Entries from a visual dataset
☆ ☆ ☆ ☆ ☆

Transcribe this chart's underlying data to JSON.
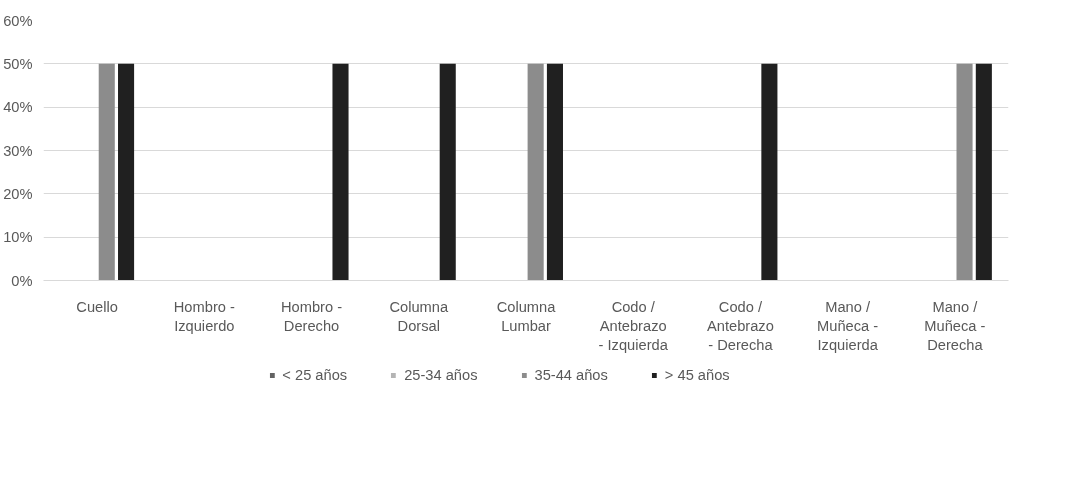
{
  "chart_data": {
    "type": "bar",
    "categories": [
      "Cuello",
      "Hombro -\nIzquierdo",
      "Hombro -\nDerecho",
      "Columna\nDorsal",
      "Columna\nLumbar",
      "Codo /\nAntebrazo\n- Izquierda",
      "Codo /\nAntebrazo\n- Derecha",
      "Mano /\nMuñeca -\nIzquierda",
      "Mano /\nMuñeca -\nDerecha"
    ],
    "series": [
      {
        "name": "< 25 años",
        "color": "#636363",
        "values": [
          0,
          0,
          0,
          0,
          0,
          0,
          0,
          0,
          0
        ]
      },
      {
        "name": "25-34 años",
        "color": "#b4b4b4",
        "values": [
          0,
          0,
          0,
          0,
          0,
          0,
          0,
          0,
          0
        ]
      },
      {
        "name": "35-44 años",
        "color": "#8c8c8c",
        "values": [
          50,
          0,
          0,
          0,
          50,
          0,
          0,
          0,
          50
        ]
      },
      {
        "name": "> 45 años",
        "color": "#202020",
        "values": [
          50,
          0,
          50,
          50,
          50,
          0,
          50,
          0,
          50
        ]
      }
    ],
    "ylim": [
      0,
      60
    ],
    "yticks": [
      {
        "value": 0,
        "label": "0%"
      },
      {
        "value": 10,
        "label": "10%"
      },
      {
        "value": 20,
        "label": "20%"
      },
      {
        "value": 30,
        "label": "30%"
      },
      {
        "value": 40,
        "label": "40%"
      },
      {
        "value": 50,
        "label": "50%"
      },
      {
        "value": 60,
        "label": "60%"
      }
    ],
    "grid": "y",
    "legend": "bottom"
  }
}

☆ ☆ ☆ ☆ ☆

Write the entries above out in full, exactly, with no images.

▶ [Result below]:
Transcribe this chart's underlying data to JSON.
{
  "chart_data": {
    "type": "bar",
    "categories": [
      "Cuello",
      "Hombro -\nIzquierdo",
      "Hombro -\nDerecho",
      "Columna\nDorsal",
      "Columna\nLumbar",
      "Codo /\nAntebrazo\n- Izquierda",
      "Codo /\nAntebrazo\n- Derecha",
      "Mano /\nMuñeca -\nIzquierda",
      "Mano /\nMuñeca -\nDerecha"
    ],
    "series": [
      {
        "name": "< 25 años",
        "color": "#636363",
        "values": [
          0,
          0,
          0,
          0,
          0,
          0,
          0,
          0,
          0
        ]
      },
      {
        "name": "25-34 años",
        "color": "#b4b4b4",
        "values": [
          0,
          0,
          0,
          0,
          0,
          0,
          0,
          0,
          0
        ]
      },
      {
        "name": "35-44 años",
        "color": "#8c8c8c",
        "values": [
          50,
          0,
          0,
          0,
          50,
          0,
          0,
          0,
          50
        ]
      },
      {
        "name": "> 45 años",
        "color": "#202020",
        "values": [
          50,
          0,
          50,
          50,
          50,
          0,
          50,
          0,
          50
        ]
      }
    ],
    "ylim": [
      0,
      60
    ],
    "yticks": [
      {
        "value": 0,
        "label": "0%"
      },
      {
        "value": 10,
        "label": "10%"
      },
      {
        "value": 20,
        "label": "20%"
      },
      {
        "value": 30,
        "label": "30%"
      },
      {
        "value": 40,
        "label": "40%"
      },
      {
        "value": 50,
        "label": "50%"
      },
      {
        "value": 60,
        "label": "60%"
      }
    ],
    "grid": "y",
    "legend": "bottom"
  }
}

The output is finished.